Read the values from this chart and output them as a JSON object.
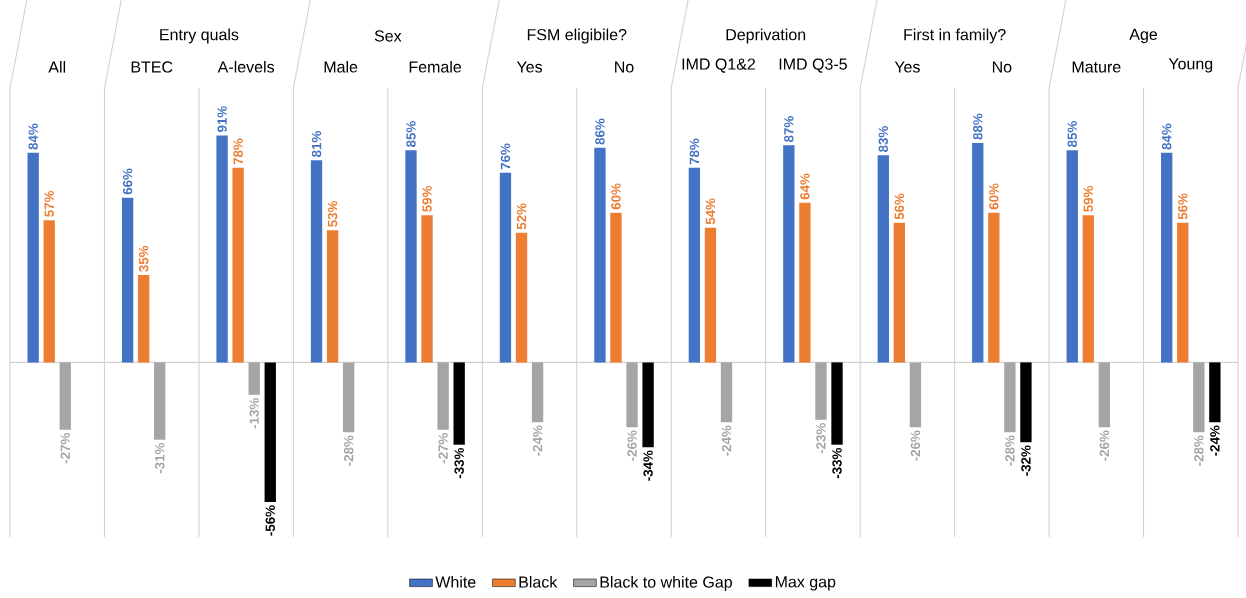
{
  "chart_data": {
    "type": "bar",
    "categories": [
      "All",
      "BTEC",
      "A-levels",
      "Male",
      "Female",
      "Yes",
      "No",
      "IMD Q1&2",
      "IMD Q3-5",
      "Yes",
      "No",
      "Mature",
      "Young"
    ],
    "annotations": [
      "Entry quals",
      "Sex",
      "FSM eligibile?",
      "Deprivation",
      "First in family?",
      "Age"
    ],
    "series": [
      {
        "name": "White",
        "color": "#4472c4",
        "values": [
          84,
          66,
          91,
          81,
          85,
          76,
          86,
          78,
          87,
          83,
          88,
          85,
          84
        ],
        "value_labels": [
          "84%",
          "66%",
          "91%",
          "81%",
          "85%",
          "76%",
          "86%",
          "78%",
          "87%",
          "83%",
          "88%",
          "85%",
          "84%"
        ]
      },
      {
        "name": "Black",
        "color": "#ed7d31",
        "values": [
          57,
          35,
          78,
          53,
          59,
          52,
          60,
          54,
          64,
          56,
          60,
          59,
          56
        ],
        "value_labels": [
          "57%",
          "35%",
          "78%",
          "53%",
          "59%",
          "52%",
          "60%",
          "54%",
          "64%",
          "56%",
          "60%",
          "59%",
          "56%"
        ]
      },
      {
        "name": "Black to white Gap",
        "color": "#a5a5a5",
        "values": [
          -27,
          -31,
          -13,
          -28,
          -27,
          -24,
          -26,
          -24,
          -23,
          -26,
          -28,
          -26,
          -28
        ],
        "value_labels": [
          "-27%",
          "-31%",
          "-13%",
          "-28%",
          "-27%",
          "-24%",
          "-26%",
          "-24%",
          "-23%",
          "-26%",
          "-28%",
          "-26%",
          "-28%"
        ]
      },
      {
        "name": "Max gap",
        "color": "#000000",
        "values": [
          null,
          null,
          -56,
          null,
          -33,
          null,
          -34,
          null,
          -33,
          null,
          -32,
          null,
          -24
        ],
        "value_labels": [
          null,
          null,
          "-56%",
          null,
          "-33%",
          null,
          "-34%",
          null,
          "-33%",
          null,
          "-32%",
          null,
          "-24%"
        ]
      }
    ],
    "ylim": [
      -70,
      110
    ],
    "grid": "x",
    "legend": "bottom",
    "tick_labels": "x"
  }
}
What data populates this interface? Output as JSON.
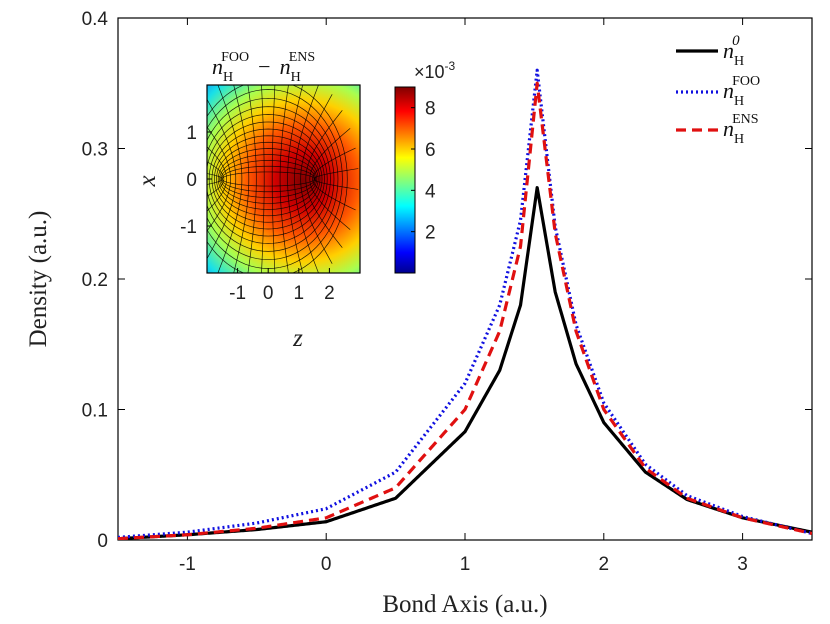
{
  "chart_data": {
    "type": "line",
    "title": "",
    "xlabel": "Bond Axis (a.u.)",
    "ylabel": "Density (a.u.)",
    "xlim": [
      -1.5,
      3.5
    ],
    "ylim": [
      0,
      0.4
    ],
    "xticks": [
      -1,
      0,
      1,
      2,
      3
    ],
    "yticks": [
      0,
      0.1,
      0.2,
      0.3,
      0.4
    ],
    "xtick_labels": [
      "-1",
      "0",
      "1",
      "2",
      "3"
    ],
    "ytick_labels": [
      "0",
      "0.1",
      "0.2",
      "0.3",
      "0.4"
    ],
    "grid": false,
    "legend_position": "top-right",
    "peak_x": 1.52,
    "series": [
      {
        "name": "n_H^0",
        "label_base": "n",
        "label_sub": "H",
        "label_sup": "0",
        "color": "#000000",
        "style": "solid",
        "peak": 0.27,
        "x": [
          -1.5,
          -1.0,
          -0.5,
          0.0,
          0.5,
          1.0,
          1.25,
          1.4,
          1.52,
          1.65,
          1.8,
          2.0,
          2.3,
          2.6,
          3.0,
          3.5
        ],
        "y": [
          0.001,
          0.004,
          0.008,
          0.014,
          0.032,
          0.083,
          0.13,
          0.18,
          0.27,
          0.19,
          0.135,
          0.09,
          0.052,
          0.031,
          0.017,
          0.006
        ]
      },
      {
        "name": "n_H^FOO",
        "label_base": "n",
        "label_sub": "H",
        "label_sup": "FOO",
        "color": "#1010e0",
        "style": "dotted",
        "peak": 0.36,
        "x": [
          -1.5,
          -1.0,
          -0.5,
          0.0,
          0.5,
          1.0,
          1.25,
          1.4,
          1.52,
          1.65,
          1.8,
          2.0,
          2.3,
          2.6,
          3.0,
          3.5
        ],
        "y": [
          0.002,
          0.006,
          0.013,
          0.024,
          0.052,
          0.12,
          0.18,
          0.245,
          0.36,
          0.24,
          0.165,
          0.105,
          0.058,
          0.034,
          0.018,
          0.005
        ]
      },
      {
        "name": "n_H^ENS",
        "label_base": "n",
        "label_sub": "H",
        "label_sup": "ENS",
        "color": "#e01010",
        "style": "dashed",
        "peak": 0.35,
        "x": [
          -1.5,
          -1.0,
          -0.5,
          0.0,
          0.5,
          1.0,
          1.25,
          1.4,
          1.52,
          1.65,
          1.8,
          2.0,
          2.3,
          2.6,
          3.0,
          3.5
        ],
        "y": [
          0.001,
          0.004,
          0.009,
          0.017,
          0.04,
          0.1,
          0.16,
          0.225,
          0.35,
          0.235,
          0.16,
          0.1,
          0.055,
          0.032,
          0.017,
          0.005
        ]
      }
    ],
    "inset": {
      "type": "heatmap",
      "title_a_base": "n",
      "title_a_sub": "H",
      "title_a_sup": "FOO",
      "title_minus": "−",
      "title_b_base": "n",
      "title_b_sub": "H",
      "title_b_sup": "ENS",
      "xlabel": "z",
      "ylabel": "x",
      "xlim": [
        -2,
        3
      ],
      "ylim": [
        -2,
        2
      ],
      "xticks": [
        -1,
        0,
        1,
        2
      ],
      "yticks": [
        1,
        0,
        -1
      ],
      "xtick_labels": [
        "-1",
        "0",
        "1",
        "2"
      ],
      "ytick_labels": [
        "1",
        "0",
        "-1"
      ],
      "colorbar_multiplier": "×10",
      "colorbar_exponent": "-3",
      "colorbar_ticks": [
        8,
        6,
        4,
        2
      ],
      "colorbar_tick_labels": [
        "8",
        "6",
        "4",
        "2"
      ],
      "colorbar_range": [
        0,
        9
      ],
      "hot_center_z": 0.9,
      "grid_nodes_z": [
        -1.5,
        1.5
      ]
    }
  }
}
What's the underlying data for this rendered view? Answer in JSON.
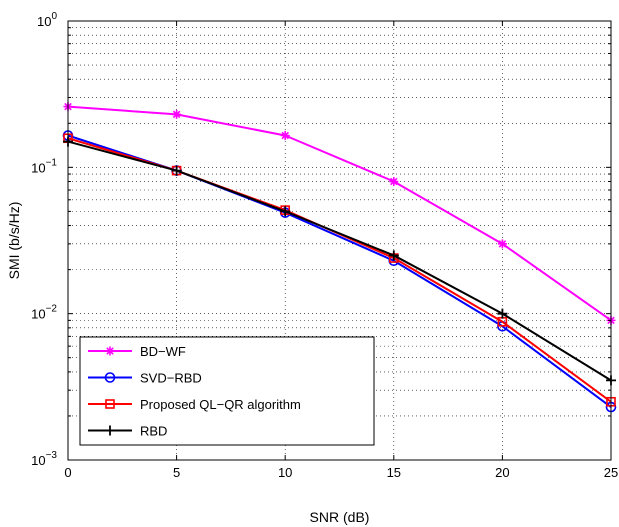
{
  "chart_data": {
    "type": "line",
    "title": "",
    "xlabel": "SNR (dB)",
    "ylabel": "SMI (b/s/Hz)",
    "x": [
      0,
      5,
      10,
      15,
      20,
      25
    ],
    "xlim": [
      0,
      25
    ],
    "ylim": [
      0.001,
      1
    ],
    "yscale": "log",
    "x_ticks": [
      0,
      5,
      10,
      15,
      20,
      25
    ],
    "y_ticks": [
      {
        "value": 0.001,
        "base": "10",
        "exp": "−3"
      },
      {
        "value": 0.01,
        "base": "10",
        "exp": "−2"
      },
      {
        "value": 0.1,
        "base": "10",
        "exp": "−1"
      },
      {
        "value": 1,
        "base": "10",
        "exp": "0"
      }
    ],
    "grid": true,
    "legend_position": "bottom-left",
    "series": [
      {
        "name": "BD−WF",
        "color": "#ff00ff",
        "marker": "asterisk",
        "values": [
          0.26,
          0.23,
          0.165,
          0.08,
          0.03,
          0.009
        ]
      },
      {
        "name": "SVD−RBD",
        "color": "#0000ff",
        "marker": "circle",
        "values": [
          0.165,
          0.095,
          0.049,
          0.023,
          0.0082,
          0.0023
        ]
      },
      {
        "name": "Proposed QL−QR algorithm",
        "color": "#ff0000",
        "marker": "square",
        "values": [
          0.158,
          0.095,
          0.051,
          0.024,
          0.0088,
          0.0025
        ]
      },
      {
        "name": "RBD",
        "color": "#000000",
        "marker": "plus",
        "values": [
          0.15,
          0.095,
          0.05,
          0.025,
          0.01,
          0.0035
        ]
      }
    ]
  }
}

————

## [WRITTEN EXERCISE]
Would you set down the listing exactly, omitting pictures?

## [ANSWER FOR THE TASK]
Read the values from this chart and output them as a JSON object.
{
  "chart_data": {
    "type": "bar",
    "categories": [
      "All",
      "BTEC",
      "A-levels",
      "Male",
      "Female",
      "Yes",
      "No",
      "IMD Q1&2",
      "IMD Q3-5",
      "Yes",
      "No",
      "Mature",
      "Young"
    ],
    "annotations": [
      "Entry quals",
      "Sex",
      "FSM eligibile?",
      "Deprivation",
      "First in family?",
      "Age"
    ],
    "series": [
      {
        "name": "White",
        "color": "#4472c4",
        "values": [
          84,
          66,
          91,
          81,
          85,
          76,
          86,
          78,
          87,
          83,
          88,
          85,
          84
        ],
        "value_labels": [
          "84%",
          "66%",
          "91%",
          "81%",
          "85%",
          "76%",
          "86%",
          "78%",
          "87%",
          "83%",
          "88%",
          "85%",
          "84%"
        ]
      },
      {
        "name": "Black",
        "color": "#ed7d31",
        "values": [
          57,
          35,
          78,
          53,
          59,
          52,
          60,
          54,
          64,
          56,
          60,
          59,
          56
        ],
        "value_labels": [
          "57%",
          "35%",
          "78%",
          "53%",
          "59%",
          "52%",
          "60%",
          "54%",
          "64%",
          "56%",
          "60%",
          "59%",
          "56%"
        ]
      },
      {
        "name": "Black to white Gap",
        "color": "#a5a5a5",
        "values": [
          -27,
          -31,
          -13,
          -28,
          -27,
          -24,
          -26,
          -24,
          -23,
          -26,
          -28,
          -26,
          -28
        ],
        "value_labels": [
          "-27%",
          "-31%",
          "-13%",
          "-28%",
          "-27%",
          "-24%",
          "-26%",
          "-24%",
          "-23%",
          "-26%",
          "-28%",
          "-26%",
          "-28%"
        ]
      },
      {
        "name": "Max gap",
        "color": "#000000",
        "values": [
          null,
          null,
          -56,
          null,
          -33,
          null,
          -34,
          null,
          -33,
          null,
          -32,
          null,
          -24
        ],
        "value_labels": [
          null,
          null,
          "-56%",
          null,
          "-33%",
          null,
          "-34%",
          null,
          "-33%",
          null,
          "-32%",
          null,
          "-24%"
        ]
      }
    ],
    "ylim": [
      -70,
      110
    ],
    "grid": "x",
    "legend": "bottom",
    "tick_labels": "x"
  }
}
What data populates this interface? Output as JSON.
{
  "chart_data": {
    "type": "line",
    "title": "",
    "xlabel": "Bond Axis (a.u.)",
    "ylabel": "Density (a.u.)",
    "xlim": [
      -1.5,
      3.5
    ],
    "ylim": [
      0,
      0.4
    ],
    "xticks": [
      -1,
      0,
      1,
      2,
      3
    ],
    "yticks": [
      0,
      0.1,
      0.2,
      0.3,
      0.4
    ],
    "xtick_labels": [
      "-1",
      "0",
      "1",
      "2",
      "3"
    ],
    "ytick_labels": [
      "0",
      "0.1",
      "0.2",
      "0.3",
      "0.4"
    ],
    "grid": false,
    "legend_position": "top-right",
    "peak_x": 1.52,
    "series": [
      {
        "name": "n_H^0",
        "label_base": "n",
        "label_sub": "H",
        "label_sup": "0",
        "color": "#000000",
        "style": "solid",
        "peak": 0.27,
        "x": [
          -1.5,
          -1.0,
          -0.5,
          0.0,
          0.5,
          1.0,
          1.25,
          1.4,
          1.52,
          1.65,
          1.8,
          2.0,
          2.3,
          2.6,
          3.0,
          3.5
        ],
        "y": [
          0.001,
          0.004,
          0.008,
          0.014,
          0.032,
          0.083,
          0.13,
          0.18,
          0.27,
          0.19,
          0.135,
          0.09,
          0.052,
          0.031,
          0.017,
          0.006
        ]
      },
      {
        "name": "n_H^FOO",
        "label_base": "n",
        "label_sub": "H",
        "label_sup": "FOO",
        "color": "#1010e0",
        "style": "dotted",
        "peak": 0.36,
        "x": [
          -1.5,
          -1.0,
          -0.5,
          0.0,
          0.5,
          1.0,
          1.25,
          1.4,
          1.52,
          1.65,
          1.8,
          2.0,
          2.3,
          2.6,
          3.0,
          3.5
        ],
        "y": [
          0.002,
          0.006,
          0.013,
          0.024,
          0.052,
          0.12,
          0.18,
          0.245,
          0.36,
          0.24,
          0.165,
          0.105,
          0.058,
          0.034,
          0.018,
          0.005
        ]
      },
      {
        "name": "n_H^ENS",
        "label_base": "n",
        "label_sub": "H",
        "label_sup": "ENS",
        "color": "#e01010",
        "style": "dashed",
        "peak": 0.35,
        "x": [
          -1.5,
          -1.0,
          -0.5,
          0.0,
          0.5,
          1.0,
          1.25,
          1.4,
          1.52,
          1.65,
          1.8,
          2.0,
          2.3,
          2.6,
          3.0,
          3.5
        ],
        "y": [
          0.001,
          0.004,
          0.009,
          0.017,
          0.04,
          0.1,
          0.16,
          0.225,
          0.35,
          0.235,
          0.16,
          0.1,
          0.055,
          0.032,
          0.017,
          0.005
        ]
      }
    ],
    "inset": {
      "type": "heatmap",
      "title_a_base": "n",
      "title_a_sub": "H",
      "title_a_sup": "FOO",
      "title_minus": "−",
      "title_b_base": "n",
      "title_b_sub": "H",
      "title_b_sup": "ENS",
      "xlabel": "z",
      "ylabel": "x",
      "xlim": [
        -2,
        3
      ],
      "ylim": [
        -2,
        2
      ],
      "xticks": [
        -1,
        0,
        1,
        2
      ],
      "yticks": [
        1,
        0,
        -1
      ],
      "xtick_labels": [
        "-1",
        "0",
        "1",
        "2"
      ],
      "ytick_labels": [
        "1",
        "0",
        "-1"
      ],
      "colorbar_multiplier": "×10",
      "colorbar_exponent": "-3",
      "colorbar_ticks": [
        8,
        6,
        4,
        2
      ],
      "colorbar_tick_labels": [
        "8",
        "6",
        "4",
        "2"
      ],
      "colorbar_range": [
        0,
        9
      ],
      "hot_center_z": 0.9,
      "grid_nodes_z": [
        -1.5,
        1.5
      ]
    }
  }
}
What's the underlying data for this rendered view? Answer in JSON.
{
  "chart_data": {
    "type": "line",
    "title": "",
    "xlabel": "SNR (dB)",
    "ylabel": "SMI (b/s/Hz)",
    "x": [
      0,
      5,
      10,
      15,
      20,
      25
    ],
    "xlim": [
      0,
      25
    ],
    "ylim": [
      0.001,
      1
    ],
    "yscale": "log",
    "x_ticks": [
      0,
      5,
      10,
      15,
      20,
      25
    ],
    "y_ticks": [
      {
        "value": 0.001,
        "base": "10",
        "exp": "−3"
      },
      {
        "value": 0.01,
        "base": "10",
        "exp": "−2"
      },
      {
        "value": 0.1,
        "base": "10",
        "exp": "−1"
      },
      {
        "value": 1,
        "base": "10",
        "exp": "0"
      }
    ],
    "grid": true,
    "legend_position": "bottom-left",
    "series": [
      {
        "name": "BD−WF",
        "color": "#ff00ff",
        "marker": "asterisk",
        "values": [
          0.26,
          0.23,
          0.165,
          0.08,
          0.03,
          0.009
        ]
      },
      {
        "name": "SVD−RBD",
        "color": "#0000ff",
        "marker": "circle",
        "values": [
          0.165,
          0.095,
          0.049,
          0.023,
          0.0082,
          0.0023
        ]
      },
      {
        "name": "Proposed QL−QR algorithm",
        "color": "#ff0000",
        "marker": "square",
        "values": [
          0.158,
          0.095,
          0.051,
          0.024,
          0.0088,
          0.0025
        ]
      },
      {
        "name": "RBD",
        "color": "#000000",
        "marker": "plus",
        "values": [
          0.15,
          0.095,
          0.05,
          0.025,
          0.01,
          0.0035
        ]
      }
    ]
  }
}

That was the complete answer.